* EXERCISE INSTRUCTIONS *
Return the whole listing exactly as it stands.

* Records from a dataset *
[Begin]

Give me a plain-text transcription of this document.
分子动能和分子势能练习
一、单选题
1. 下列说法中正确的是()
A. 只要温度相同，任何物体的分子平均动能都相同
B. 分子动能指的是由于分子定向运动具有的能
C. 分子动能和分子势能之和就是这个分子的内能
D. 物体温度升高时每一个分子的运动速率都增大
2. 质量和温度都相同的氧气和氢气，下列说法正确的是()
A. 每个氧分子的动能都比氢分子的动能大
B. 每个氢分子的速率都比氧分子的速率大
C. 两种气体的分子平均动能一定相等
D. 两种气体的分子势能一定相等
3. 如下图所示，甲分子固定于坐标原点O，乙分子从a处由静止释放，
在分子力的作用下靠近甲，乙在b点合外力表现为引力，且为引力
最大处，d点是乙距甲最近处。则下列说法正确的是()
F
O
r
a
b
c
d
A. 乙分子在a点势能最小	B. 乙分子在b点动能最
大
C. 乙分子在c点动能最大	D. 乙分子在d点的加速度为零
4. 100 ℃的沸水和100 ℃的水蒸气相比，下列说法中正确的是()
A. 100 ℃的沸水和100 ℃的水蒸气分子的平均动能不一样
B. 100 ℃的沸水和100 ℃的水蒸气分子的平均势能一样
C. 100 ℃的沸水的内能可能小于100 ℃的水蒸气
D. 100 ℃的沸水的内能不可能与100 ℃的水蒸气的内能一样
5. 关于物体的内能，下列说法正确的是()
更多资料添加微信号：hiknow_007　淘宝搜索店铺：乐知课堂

[End]

* SOLUTION BELOW *
Give me a plain-text transcription of this document.
分子动能和分子势能练习
一、单选题
1. 下列说法中正确的是()
A. 只要温度相同，任何物体的分子平均动能都相同
B. 分子动能指的是由于分子定向运动具有的能
C. 分子动能和分子势能之和就是这个分子的内能
D. 物体温度升高时每一个分子的运动速率都增大
2. 质量和温度都相同的氧气和氢气，下列说法正确的是()
A. 每个氧分子的动能都比氢分子的动能大
B. 每个氢分子的速率都比氧分子的速率大
C. 两种气体的分子平均动能一定相等
D. 两种气体的分子势能一定相等
3. 如下图所示，甲分子固定于坐标原点O，乙分子从a处由静止释放，
在分子力的作用下靠近甲，乙在b点合外力表现为引力，且为引力
最大处，d点是乙距甲最近处。则下列说法正确的是()
F
O
r
a
b
c
d
A. 乙分子在a点势能最小	B. 乙分子在b点动能最
大
C. 乙分子在c点动能最大	D. 乙分子在d点的加速度为零
4. 100 ℃的沸水和100 ℃的水蒸气相比，下列说法中正确的是()
A. 100 ℃的沸水和100 ℃的水蒸气分子的平均动能不一样
B. 100 ℃的沸水和100 ℃的水蒸气分子的平均势能一样
C. 100 ℃的沸水的内能可能小于100 ℃的水蒸气
D. 100 ℃的沸水的内能不可能与100 ℃的水蒸气的内能一样
5. 关于物体的内能，下列说法正确的是()
更多资料添加微信号：hiknow_007　淘宝搜索店铺：乐知课堂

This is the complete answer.